# Written problem
Please count the lines in the listing below where the word "title" appears. Give the number only.

------ Supplied entries ------

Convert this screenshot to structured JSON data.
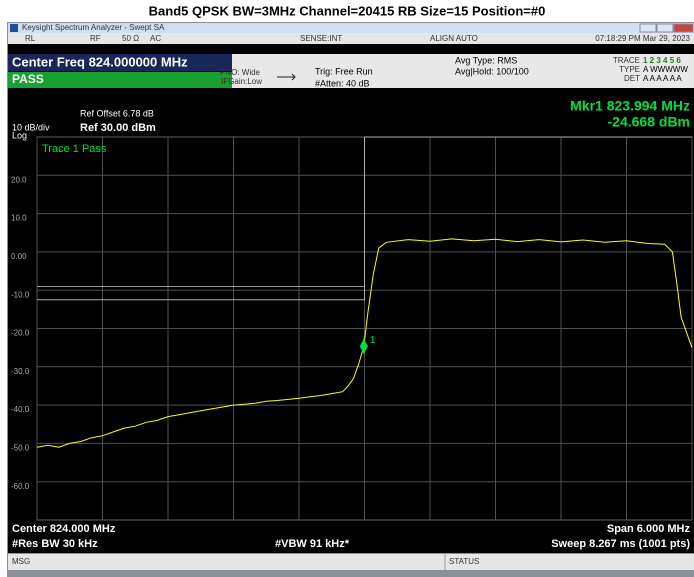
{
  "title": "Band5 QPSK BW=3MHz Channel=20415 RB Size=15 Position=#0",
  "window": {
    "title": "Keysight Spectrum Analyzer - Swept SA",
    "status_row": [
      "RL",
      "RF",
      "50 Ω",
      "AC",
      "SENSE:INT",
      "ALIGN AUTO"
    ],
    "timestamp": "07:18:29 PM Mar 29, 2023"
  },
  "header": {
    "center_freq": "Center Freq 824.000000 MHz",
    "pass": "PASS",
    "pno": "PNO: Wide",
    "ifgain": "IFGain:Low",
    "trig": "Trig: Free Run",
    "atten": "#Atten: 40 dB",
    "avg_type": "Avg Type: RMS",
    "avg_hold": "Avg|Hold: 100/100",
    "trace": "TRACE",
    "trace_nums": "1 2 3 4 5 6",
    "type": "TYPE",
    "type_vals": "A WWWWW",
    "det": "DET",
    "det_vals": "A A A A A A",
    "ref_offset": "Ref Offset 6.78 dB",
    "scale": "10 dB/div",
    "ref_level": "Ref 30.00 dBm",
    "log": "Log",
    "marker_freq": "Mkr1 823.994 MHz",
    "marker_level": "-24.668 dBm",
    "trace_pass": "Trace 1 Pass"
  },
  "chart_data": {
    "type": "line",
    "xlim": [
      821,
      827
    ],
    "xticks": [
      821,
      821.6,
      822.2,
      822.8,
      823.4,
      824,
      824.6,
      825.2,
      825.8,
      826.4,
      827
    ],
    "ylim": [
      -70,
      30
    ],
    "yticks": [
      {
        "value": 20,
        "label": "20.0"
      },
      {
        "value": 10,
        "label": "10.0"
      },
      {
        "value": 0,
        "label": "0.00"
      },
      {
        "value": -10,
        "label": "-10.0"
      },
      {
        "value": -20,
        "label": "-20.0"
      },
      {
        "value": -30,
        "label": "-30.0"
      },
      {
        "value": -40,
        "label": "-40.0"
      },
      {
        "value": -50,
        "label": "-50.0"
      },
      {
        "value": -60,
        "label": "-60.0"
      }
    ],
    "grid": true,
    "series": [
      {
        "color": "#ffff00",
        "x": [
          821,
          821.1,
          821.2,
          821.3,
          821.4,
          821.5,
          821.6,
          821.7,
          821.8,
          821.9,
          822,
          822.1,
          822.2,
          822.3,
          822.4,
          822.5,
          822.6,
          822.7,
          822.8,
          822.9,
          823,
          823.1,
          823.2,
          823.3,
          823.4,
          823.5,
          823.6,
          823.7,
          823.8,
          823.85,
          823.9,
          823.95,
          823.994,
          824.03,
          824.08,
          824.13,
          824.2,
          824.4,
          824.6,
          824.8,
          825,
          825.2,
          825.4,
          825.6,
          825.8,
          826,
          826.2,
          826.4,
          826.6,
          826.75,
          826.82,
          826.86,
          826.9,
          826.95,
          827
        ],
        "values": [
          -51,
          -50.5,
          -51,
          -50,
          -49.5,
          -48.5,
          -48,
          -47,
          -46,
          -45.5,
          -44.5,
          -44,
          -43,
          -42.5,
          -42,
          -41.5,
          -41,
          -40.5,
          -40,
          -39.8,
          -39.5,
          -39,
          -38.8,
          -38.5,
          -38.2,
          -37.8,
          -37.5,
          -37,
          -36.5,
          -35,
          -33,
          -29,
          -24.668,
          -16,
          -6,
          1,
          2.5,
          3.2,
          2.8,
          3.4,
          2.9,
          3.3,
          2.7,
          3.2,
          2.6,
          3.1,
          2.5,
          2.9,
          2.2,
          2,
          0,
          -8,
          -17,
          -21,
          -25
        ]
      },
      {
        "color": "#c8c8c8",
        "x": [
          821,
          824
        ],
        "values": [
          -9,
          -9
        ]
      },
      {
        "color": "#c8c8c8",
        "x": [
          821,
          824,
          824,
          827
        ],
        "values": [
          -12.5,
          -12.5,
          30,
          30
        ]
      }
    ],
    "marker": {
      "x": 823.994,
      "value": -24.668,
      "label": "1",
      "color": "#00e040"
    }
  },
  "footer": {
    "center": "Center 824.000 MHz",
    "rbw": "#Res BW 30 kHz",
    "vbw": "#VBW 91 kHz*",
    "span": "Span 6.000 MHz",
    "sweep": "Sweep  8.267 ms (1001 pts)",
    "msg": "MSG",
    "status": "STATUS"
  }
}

------

# The reply
2